Tally the lines that include "following". Output the number only.

- [Records from a collection]:
<<<<
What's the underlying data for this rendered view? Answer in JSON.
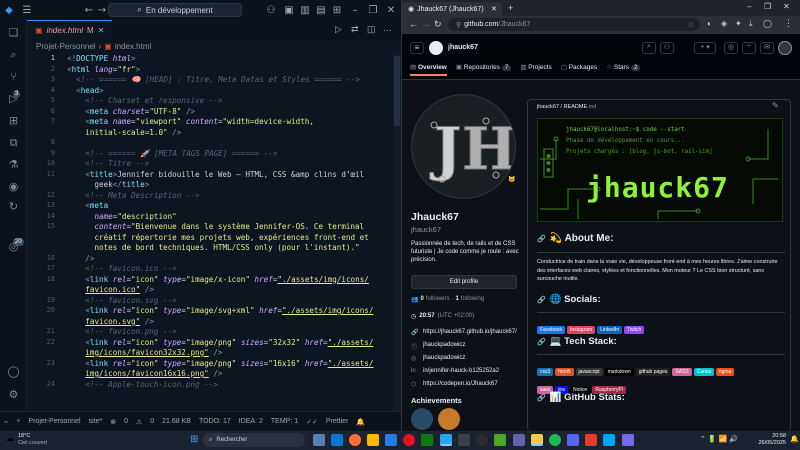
{
  "vscode": {
    "title": "En développement",
    "tab": {
      "name": "index.html",
      "status": "M"
    },
    "breadcrumb": [
      "Projet-Personnel",
      "index.html"
    ],
    "activity_badges": [
      "3",
      "20"
    ],
    "lines": [
      {
        "n": "1",
        "html": "<span class='p'>&lt;!</span><span class='t'>DOCTYPE</span> <span class='a'>html</span><span class='p'>&gt;</span>"
      },
      {
        "n": "2",
        "html": "<span class='p'>&lt;</span><span class='t'>html</span> <span class='a'>lang</span>=<span class='s'>\"fr\"</span><span class='p'>&gt;</span>"
      },
      {
        "n": "3",
        "html": "  <span class='c'>&lt;!-- ====== 🧠 [HEAD] : Titre, Meta Datas et Styles ====== --&gt;</span>"
      },
      {
        "n": "4",
        "html": "  <span class='p'>&lt;</span><span class='t'>head</span><span class='p'>&gt;</span>"
      },
      {
        "n": "5",
        "html": "    <span class='c'>&lt;!-- Charset et responsive --&gt;</span>"
      },
      {
        "n": "6",
        "html": "    <span class='p'>&lt;</span><span class='t'>meta</span> <span class='a'>charset</span>=<span class='s'>\"UTF-8\"</span> <span class='p'>/&gt;</span>"
      },
      {
        "n": "7",
        "html": "    <span class='p'>&lt;</span><span class='t'>meta</span> <span class='a'>name</span>=<span class='s'>\"viewport\"</span> <span class='a'>content</span>=<span class='s'>\"width=device-width,</span>"
      },
      {
        "n": "",
        "html": "    <span class='s'>initial-scale=1.0\"</span> <span class='p'>/&gt;</span>"
      },
      {
        "n": "8",
        "html": ""
      },
      {
        "n": "9",
        "html": "    <span class='c'>&lt;!-- ====== 🚀 [META TAGS PAGE] ====== --&gt;</span>"
      },
      {
        "n": "10",
        "html": "    <span class='c'>&lt;!-- Titre --&gt;</span>"
      },
      {
        "n": "11",
        "html": "    <span class='p'>&lt;</span><span class='t'>title</span><span class='p'>&gt;</span>Jennifer bidouille le Web – HTML, CSS &amp;amp clins d’œil"
      },
      {
        "n": "",
        "html": "      geek<span class='p'>&lt;/</span><span class='t'>title</span><span class='p'>&gt;</span>"
      },
      {
        "n": "12",
        "html": "    <span class='c'>&lt;!-- Meta Description --&gt;</span>"
      },
      {
        "n": "13",
        "html": "    <span class='p'>&lt;</span><span class='t'>meta</span>"
      },
      {
        "n": "14",
        "html": "      <span class='a'>name</span>=<span class='s'>\"description\"</span>"
      },
      {
        "n": "15",
        "html": "      <span class='a'>content</span>=<span class='s'>\"Bienvenue dans le système Jennifer-OS. Ce terminal</span>"
      },
      {
        "n": "",
        "html": "      <span class='s'>créatif répertorie mes projets web, expériences front-end et</span>"
      },
      {
        "n": "",
        "html": "      <span class='s'>notes de bord techniques. HTML/CSS only (pour l'instant).\"</span>"
      },
      {
        "n": "16",
        "html": "    <span class='p'>/&gt;</span>"
      },
      {
        "n": "17",
        "html": "    <span class='c'>&lt;!-- favicon.ico --&gt;</span>"
      },
      {
        "n": "18",
        "html": "    <span class='p'>&lt;</span><span class='t'>link</span> <span class='a'>rel</span>=<span class='s'>\"icon\"</span> <span class='a'>type</span>=<span class='s'>\"image/x-icon\"</span> <span class='a'>href</span>=<span class='s'><u>\"./assets/img/icons/</u></span>"
      },
      {
        "n": "",
        "html": "    <span class='s'><u>favicon.ico\"</u></span> <span class='p'>/&gt;</span>"
      },
      {
        "n": "19",
        "html": "    <span class='c'>&lt;!-- favicon.svg --&gt;</span>"
      },
      {
        "n": "20",
        "html": "    <span class='p'>&lt;</span><span class='t'>link</span> <span class='a'>rel</span>=<span class='s'>\"icon\"</span> <span class='a'>type</span>=<span class='s'>\"image/svg+xml\"</span> <span class='a'>href</span>=<span class='s'><u>\"./assets/img/icons/</u></span>"
      },
      {
        "n": "",
        "html": "    <span class='s'><u>favicon.svg\"</u></span> <span class='p'>/&gt;</span>"
      },
      {
        "n": "21",
        "html": "    <span class='c'>&lt;!-- favicon.png --&gt;</span>"
      },
      {
        "n": "22",
        "html": "    <span class='p'>&lt;</span><span class='t'>link</span> <span class='a'>rel</span>=<span class='s'>\"icon\"</span> <span class='a'>type</span>=<span class='s'>\"image/png\"</span> <span class='a'>sizes</span>=<span class='s'>\"32x32\"</span> <span class='a'>href</span>=<span class='s'><u>\"./assets/</u></span>"
      },
      {
        "n": "",
        "html": "    <span class='s'><u>img/icons/favicon32x32.png\"</u></span> <span class='p'>/&gt;</span>"
      },
      {
        "n": "23",
        "html": "    <span class='p'>&lt;</span><span class='t'>link</span> <span class='a'>rel</span>=<span class='s'>\"icon\"</span> <span class='a'>type</span>=<span class='s'>\"image/png\"</span> <span class='a'>sizes</span>=<span class='s'>\"16x16\"</span> <span class='a'>href</span>=<span class='s'><u>\"./assets/</u></span>"
      },
      {
        "n": "",
        "html": "    <span class='s'><u>img/icons/favicon16x16.png\"</u></span> <span class='p'>/&gt;</span>"
      },
      {
        "n": "24",
        "html": "    <span class='c'>&lt;!-- Apple-touch-icon.png --&gt;</span>"
      }
    ],
    "status": {
      "branch": "Projet-Personnel",
      "site": "site*",
      "errors": "0",
      "warnings": "0",
      "size": "21.68 KB",
      "todo": "TODO: 17",
      "idea": "IDEA: 2",
      "temp": "TEMP: 1",
      "prettier": "Prettier"
    }
  },
  "browser": {
    "tab_title": "Jhauck67 (Jhauck67)",
    "url_host": "github.com",
    "url_path": "/Jhauck67",
    "gh_user": "jhauck67",
    "nav": [
      {
        "label": "Overview",
        "count": ""
      },
      {
        "label": "Repositories",
        "count": "7"
      },
      {
        "label": "Projects",
        "count": ""
      },
      {
        "label": "Packages",
        "count": ""
      },
      {
        "label": "Stars",
        "count": "2"
      }
    ],
    "profile": {
      "name": "Jhauck67",
      "login": "jhauck67",
      "bio": "Passionnée de tech, de rails et de CSS futuriste | Je code comme je roule : avec précision.",
      "edit_button": "Edit profile",
      "followers": "0",
      "followers_label": "followers",
      "following": "1",
      "following_label": "following",
      "time": "20:57",
      "tz": "(UTC +02:00)",
      "links": [
        "https://jhauck67.github.io/jhauck67/",
        "jhauckpadowicz",
        "jhauckpadowicz",
        "in/jennifer-hauck-b125252a2",
        "https://codepen.io/Jhauck67"
      ],
      "achievements": "Achievements"
    },
    "readme": {
      "path": "jhauck67 / README",
      "ext": ".md",
      "terminal": [
        "jhauck67@localhost:~$ code --start",
        "Phase de développement en cours...",
        "Projets chargés : [blog, js-bot, rail-sim]"
      ],
      "banner": "jhauck67",
      "about_title": "💫 About Me:",
      "about_text": "Conductrice de train dans la vraie vie, développeuse front-end à mes heures libres. J'aime construire des interfaces web claires, stylées et fonctionnelles. Mon moteur ? Le CSS bien structuré, sans surcouche inutile.",
      "socials_title": "🌐 Socials:",
      "socials": [
        {
          "label": "Facebook",
          "color": "#1877f2"
        },
        {
          "label": "Instagram",
          "color": "#e4405f"
        },
        {
          "label": "LinkedIn",
          "color": "#0a66c2"
        },
        {
          "label": "Twitch",
          "color": "#9146ff"
        }
      ],
      "tech_title": "💻 Tech Stack:",
      "tech": [
        {
          "label": "css3",
          "color": "#1572b6"
        },
        {
          "label": "html5",
          "color": "#e34f26"
        },
        {
          "label": "javascript",
          "color": "#323330"
        },
        {
          "label": "markdown",
          "color": "#000000"
        },
        {
          "label": "github pages",
          "color": "#222222"
        },
        {
          "label": "SASS",
          "color": "#cd6799"
        },
        {
          "label": "Canva",
          "color": "#00c4cc"
        },
        {
          "label": "figma",
          "color": "#f24e1e"
        },
        {
          "label": "sass",
          "color": "#cd6799"
        },
        {
          "label": "jira",
          "color": "#0a0fff"
        },
        {
          "label": "Notion",
          "color": "#000000"
        },
        {
          "label": "RaspberryPi",
          "color": "#a22846"
        }
      ],
      "stats_title": "📊 GitHub Stats:"
    }
  },
  "taskbar": {
    "temp": "18°C",
    "weather": "Ciel couvert",
    "search": "Rechercher",
    "time": "20:58",
    "date": "26/05/2025"
  }
}
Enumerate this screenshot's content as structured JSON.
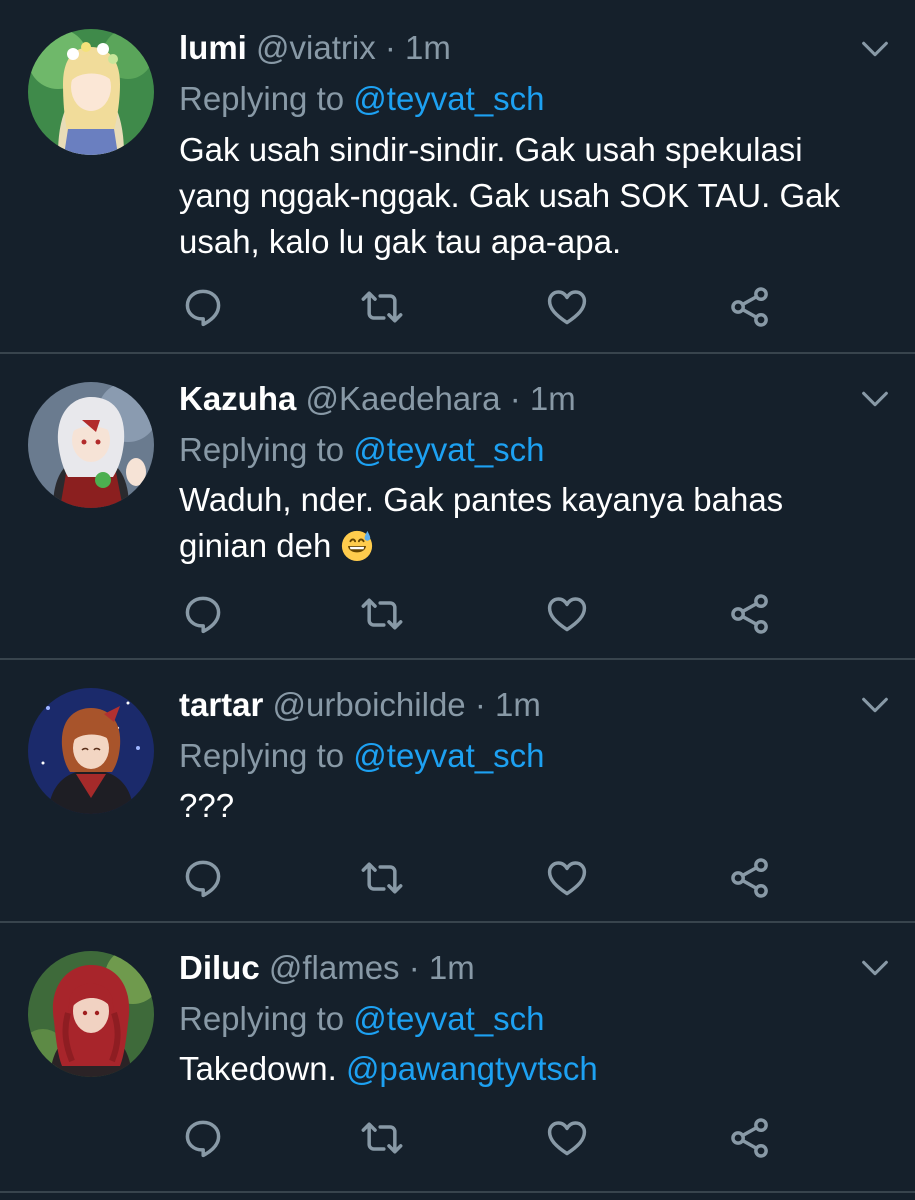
>>>>
- [Solution to the problem]: 2